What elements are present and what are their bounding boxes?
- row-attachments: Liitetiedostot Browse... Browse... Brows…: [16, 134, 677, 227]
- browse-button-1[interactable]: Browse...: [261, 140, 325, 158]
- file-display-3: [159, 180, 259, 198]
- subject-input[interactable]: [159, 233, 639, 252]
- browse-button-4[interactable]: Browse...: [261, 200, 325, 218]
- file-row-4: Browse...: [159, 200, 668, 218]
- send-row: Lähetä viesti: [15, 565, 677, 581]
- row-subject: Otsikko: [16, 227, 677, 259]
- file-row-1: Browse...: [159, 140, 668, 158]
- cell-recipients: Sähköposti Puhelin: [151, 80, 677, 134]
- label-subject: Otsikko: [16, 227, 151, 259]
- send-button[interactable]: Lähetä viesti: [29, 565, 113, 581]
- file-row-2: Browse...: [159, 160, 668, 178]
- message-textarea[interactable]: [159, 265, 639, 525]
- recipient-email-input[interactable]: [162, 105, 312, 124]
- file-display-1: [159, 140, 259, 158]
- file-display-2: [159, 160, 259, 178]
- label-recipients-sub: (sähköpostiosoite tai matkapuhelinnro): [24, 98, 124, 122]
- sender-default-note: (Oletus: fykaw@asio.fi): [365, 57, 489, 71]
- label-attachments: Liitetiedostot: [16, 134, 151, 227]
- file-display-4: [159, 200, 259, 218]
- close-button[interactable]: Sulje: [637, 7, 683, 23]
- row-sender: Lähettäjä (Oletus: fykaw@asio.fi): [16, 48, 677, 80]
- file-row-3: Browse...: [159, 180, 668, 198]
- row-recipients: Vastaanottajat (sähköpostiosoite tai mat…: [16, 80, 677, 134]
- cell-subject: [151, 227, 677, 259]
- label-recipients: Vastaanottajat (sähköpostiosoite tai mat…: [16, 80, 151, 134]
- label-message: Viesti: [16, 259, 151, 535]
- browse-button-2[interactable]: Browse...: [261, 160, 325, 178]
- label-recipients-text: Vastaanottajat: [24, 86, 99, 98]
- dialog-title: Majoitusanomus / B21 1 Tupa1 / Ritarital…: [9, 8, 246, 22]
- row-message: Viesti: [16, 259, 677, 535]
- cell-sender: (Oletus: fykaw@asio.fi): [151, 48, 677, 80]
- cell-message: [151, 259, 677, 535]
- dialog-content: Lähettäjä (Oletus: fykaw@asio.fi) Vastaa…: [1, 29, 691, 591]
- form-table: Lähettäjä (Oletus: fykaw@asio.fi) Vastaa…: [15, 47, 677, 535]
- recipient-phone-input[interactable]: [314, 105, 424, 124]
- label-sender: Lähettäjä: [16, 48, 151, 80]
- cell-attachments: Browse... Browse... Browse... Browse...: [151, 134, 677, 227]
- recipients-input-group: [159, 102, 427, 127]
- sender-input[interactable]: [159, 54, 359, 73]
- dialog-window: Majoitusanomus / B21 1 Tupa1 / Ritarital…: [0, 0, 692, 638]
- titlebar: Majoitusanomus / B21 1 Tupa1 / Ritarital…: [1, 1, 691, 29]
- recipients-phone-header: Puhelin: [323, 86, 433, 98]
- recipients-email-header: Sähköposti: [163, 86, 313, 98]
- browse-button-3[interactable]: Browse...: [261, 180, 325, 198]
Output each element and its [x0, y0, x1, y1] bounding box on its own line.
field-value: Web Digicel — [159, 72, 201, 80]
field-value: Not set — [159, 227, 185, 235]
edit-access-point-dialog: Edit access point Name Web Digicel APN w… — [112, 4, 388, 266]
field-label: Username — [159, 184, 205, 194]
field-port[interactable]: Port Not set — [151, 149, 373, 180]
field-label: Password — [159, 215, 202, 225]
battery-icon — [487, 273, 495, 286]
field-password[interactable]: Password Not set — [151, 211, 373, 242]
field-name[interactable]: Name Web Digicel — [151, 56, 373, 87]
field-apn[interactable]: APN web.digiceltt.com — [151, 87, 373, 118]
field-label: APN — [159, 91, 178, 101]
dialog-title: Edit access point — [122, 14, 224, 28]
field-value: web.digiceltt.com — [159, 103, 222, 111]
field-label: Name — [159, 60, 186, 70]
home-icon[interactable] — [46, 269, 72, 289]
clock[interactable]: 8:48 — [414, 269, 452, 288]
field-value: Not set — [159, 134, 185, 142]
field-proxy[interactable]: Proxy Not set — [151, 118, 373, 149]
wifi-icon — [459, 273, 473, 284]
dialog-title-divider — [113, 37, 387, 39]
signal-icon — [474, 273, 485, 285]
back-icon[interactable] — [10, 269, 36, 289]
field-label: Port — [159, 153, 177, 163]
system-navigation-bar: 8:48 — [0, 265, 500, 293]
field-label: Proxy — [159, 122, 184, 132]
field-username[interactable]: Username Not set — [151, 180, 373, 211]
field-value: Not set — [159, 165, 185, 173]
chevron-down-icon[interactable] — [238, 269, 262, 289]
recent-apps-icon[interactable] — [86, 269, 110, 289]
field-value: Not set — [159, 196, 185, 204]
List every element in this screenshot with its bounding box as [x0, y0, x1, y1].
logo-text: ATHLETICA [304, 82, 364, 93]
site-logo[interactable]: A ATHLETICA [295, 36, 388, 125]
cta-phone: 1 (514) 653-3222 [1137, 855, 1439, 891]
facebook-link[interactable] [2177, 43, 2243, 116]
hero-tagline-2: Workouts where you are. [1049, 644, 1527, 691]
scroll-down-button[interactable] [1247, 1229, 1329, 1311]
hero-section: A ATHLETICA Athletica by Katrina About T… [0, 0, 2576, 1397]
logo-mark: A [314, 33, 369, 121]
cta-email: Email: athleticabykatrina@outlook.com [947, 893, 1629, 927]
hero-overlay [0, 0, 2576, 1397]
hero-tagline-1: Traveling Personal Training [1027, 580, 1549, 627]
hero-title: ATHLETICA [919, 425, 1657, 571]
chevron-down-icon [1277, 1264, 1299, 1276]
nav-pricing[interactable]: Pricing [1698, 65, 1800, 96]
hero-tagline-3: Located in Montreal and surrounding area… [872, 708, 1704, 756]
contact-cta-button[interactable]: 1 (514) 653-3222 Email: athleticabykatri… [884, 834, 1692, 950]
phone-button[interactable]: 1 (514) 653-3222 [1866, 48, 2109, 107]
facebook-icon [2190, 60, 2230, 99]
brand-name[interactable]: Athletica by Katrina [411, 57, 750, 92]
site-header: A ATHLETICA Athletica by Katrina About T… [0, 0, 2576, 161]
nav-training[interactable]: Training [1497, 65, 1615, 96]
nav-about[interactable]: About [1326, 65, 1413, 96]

+---+

» Directions for this task:
Report every line of the records that contains the string "chevron", copying each one in full, and treat uppercase and lowercase letters as different.

» Expected output:
chevron-down-icon[interactable] — [238, 269, 262, 289]
chevron-down-icon [1277, 1264, 1299, 1276]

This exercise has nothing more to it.